The media sensationalized every tiny moment of property destruction, vandalism, and looting because that’s what gets attention as networks compete with one another for clicks and ratings. This made it seem like every moment of every protest was a destructive riot. By doing this, they manufactured a new narrative that left them with only two choices: either support all forms of violence and destruction from every side, or give your sole support to the “peaceful,” “nonviolent” protests of those fighting for reform alone. The ones who wanted more than reform were painted as violent extremists who must be condemned “if you really cared about Black lives and really wanted to make some realistic changes.”

This narrative exposes the obvious tactic here: the refusal to listen. It’s a refusal to listen to the message of the protest and a manipulation of the message by creating a narrative of a “real reason” for protesting while condemning the reasons of all the others as violent extremism.

This gave the perfect opportunity for all the white moderates to say, “Of course I believe Black Lives Matter, I just don’t support (insert whatever was demonized by the media that day).” This isn’t that different from the white moderate spoken of by Dr. King,

who is more devoted to “order” than to justice; who prefers a negative peace which is the absence of tension to a positive peace which is the presence of justice; who constantly says: “I agree with you in the goal you seek, but I cannot agree with your methods of direct action…”3

The subtle, unspoken message I sense from the white moderate of today is: “I believe Black lives matter, but I don’t want to eliminate the institutions that were built, and are continually funded, to destroy Black lives.”

§ **Stated goal 1**: Reproduce the stretch of the excerpt on protest coverage from "This narrative exposes" through "as violent extremism.".
§ **Stated goal 2**: Pick out every line of the records that contains the string "name".

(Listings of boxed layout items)
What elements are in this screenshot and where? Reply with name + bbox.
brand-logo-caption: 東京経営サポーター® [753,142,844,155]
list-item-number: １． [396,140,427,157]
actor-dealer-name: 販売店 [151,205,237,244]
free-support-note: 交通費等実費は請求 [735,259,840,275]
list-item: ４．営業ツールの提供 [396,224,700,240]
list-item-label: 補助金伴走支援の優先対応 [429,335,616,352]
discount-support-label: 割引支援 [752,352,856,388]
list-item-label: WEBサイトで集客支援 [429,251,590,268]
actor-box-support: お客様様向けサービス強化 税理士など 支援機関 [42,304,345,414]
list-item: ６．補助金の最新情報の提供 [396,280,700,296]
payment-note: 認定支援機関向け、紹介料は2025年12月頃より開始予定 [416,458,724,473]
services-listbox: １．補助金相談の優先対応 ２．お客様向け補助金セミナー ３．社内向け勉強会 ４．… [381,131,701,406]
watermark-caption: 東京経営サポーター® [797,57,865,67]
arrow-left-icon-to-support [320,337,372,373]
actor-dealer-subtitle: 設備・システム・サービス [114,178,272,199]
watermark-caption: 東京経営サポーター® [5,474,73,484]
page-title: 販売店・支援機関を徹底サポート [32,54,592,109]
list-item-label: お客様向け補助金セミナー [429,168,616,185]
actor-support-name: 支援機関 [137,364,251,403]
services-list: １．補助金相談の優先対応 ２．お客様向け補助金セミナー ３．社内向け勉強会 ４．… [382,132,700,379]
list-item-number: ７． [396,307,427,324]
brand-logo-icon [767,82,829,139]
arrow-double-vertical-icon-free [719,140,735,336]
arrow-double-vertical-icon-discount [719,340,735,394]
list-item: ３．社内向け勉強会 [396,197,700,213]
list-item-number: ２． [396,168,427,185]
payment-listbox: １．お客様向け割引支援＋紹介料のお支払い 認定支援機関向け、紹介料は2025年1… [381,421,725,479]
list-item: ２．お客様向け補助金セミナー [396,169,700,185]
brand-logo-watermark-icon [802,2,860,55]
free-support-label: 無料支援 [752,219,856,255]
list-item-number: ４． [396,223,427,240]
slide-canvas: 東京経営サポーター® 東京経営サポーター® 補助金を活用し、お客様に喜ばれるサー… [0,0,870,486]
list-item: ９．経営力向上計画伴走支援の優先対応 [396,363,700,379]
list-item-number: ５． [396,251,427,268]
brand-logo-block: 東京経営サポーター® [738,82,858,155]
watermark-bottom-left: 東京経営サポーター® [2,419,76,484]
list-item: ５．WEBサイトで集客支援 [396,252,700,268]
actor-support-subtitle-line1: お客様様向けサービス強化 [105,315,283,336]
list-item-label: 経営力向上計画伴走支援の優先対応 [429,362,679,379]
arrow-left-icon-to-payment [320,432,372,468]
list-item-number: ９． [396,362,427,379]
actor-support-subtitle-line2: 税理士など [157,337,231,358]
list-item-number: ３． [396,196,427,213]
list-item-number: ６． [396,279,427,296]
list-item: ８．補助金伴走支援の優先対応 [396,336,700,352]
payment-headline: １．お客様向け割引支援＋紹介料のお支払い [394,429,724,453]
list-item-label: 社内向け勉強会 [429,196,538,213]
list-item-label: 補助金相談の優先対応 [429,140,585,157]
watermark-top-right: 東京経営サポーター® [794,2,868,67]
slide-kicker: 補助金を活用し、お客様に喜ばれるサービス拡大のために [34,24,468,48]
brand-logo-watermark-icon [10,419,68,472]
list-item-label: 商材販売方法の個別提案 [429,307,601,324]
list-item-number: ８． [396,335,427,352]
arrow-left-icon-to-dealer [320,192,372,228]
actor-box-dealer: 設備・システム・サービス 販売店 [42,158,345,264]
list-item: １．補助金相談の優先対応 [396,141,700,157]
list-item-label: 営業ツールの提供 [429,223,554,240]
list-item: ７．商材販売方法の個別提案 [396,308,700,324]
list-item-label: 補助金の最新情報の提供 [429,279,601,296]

§ **Answer 1**:
This narrative exposes the obvious tactic here: the refusal to listen. It’s a refusal to listen to the message of the protest and a manipulation of the message by creating a narrative of a “real reason” for protesting while condemning the reasons of all the others as violent extremism.

§ **Answer 2**:
What elements are in this screenshot and where? Reply with name + bbox.
actor-dealer-name: 販売店 [151,205,237,244]
actor-support-name: 支援機関 [137,364,251,403]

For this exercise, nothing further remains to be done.